Make an exact copy of all the records.

[Records about charts and figures]

§ §

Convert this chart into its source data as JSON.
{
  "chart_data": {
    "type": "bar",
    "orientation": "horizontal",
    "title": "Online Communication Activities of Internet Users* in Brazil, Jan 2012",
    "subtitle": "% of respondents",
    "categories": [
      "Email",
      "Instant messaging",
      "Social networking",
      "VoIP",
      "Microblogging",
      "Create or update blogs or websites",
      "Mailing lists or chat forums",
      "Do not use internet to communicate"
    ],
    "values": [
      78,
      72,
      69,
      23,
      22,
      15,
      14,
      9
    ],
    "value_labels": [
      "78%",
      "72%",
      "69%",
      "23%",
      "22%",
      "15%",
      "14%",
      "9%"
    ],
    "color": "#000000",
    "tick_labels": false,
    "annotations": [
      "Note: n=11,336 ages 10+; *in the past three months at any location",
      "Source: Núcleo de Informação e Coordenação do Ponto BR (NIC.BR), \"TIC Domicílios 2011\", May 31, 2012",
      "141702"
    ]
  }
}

§ §

» **Task output**
Convert this chart into its source data as JSON.
{
  "chart_data": {
    "type": "bar",
    "orientation": "horizontal",
    "title": "Online Communication Activities of Internet Users* in Brazil, Jan 2012",
    "subtitle": "% of respondents",
    "categories": [
      "Email",
      "Instant messaging",
      "Social networking",
      "VoIP",
      "Microblogging",
      "Create or update blogs or websites",
      "Mailing lists or chat forums",
      "Do not use internet to communicate"
    ],
    "values": [
      78,
      72,
      69,
      23,
      22,
      15,
      14,
      9
    ],
    "value_labels": [
      "78%",
      "72%",
      "69%",
      "23%",
      "22%",
      "15%",
      "14%",
      "9%"
    ],
    "color": "#000000",
    "tick_labels": false,
    "annotations": [
      "Note: n=11,336 ages 10+; *in the past three months at any location",
      "Source: Núcleo de Informação e Coordenação do Ponto BR (NIC.BR), \"TIC Domicílios 2011\", May 31, 2012",
      "141702"
    ]
  }
}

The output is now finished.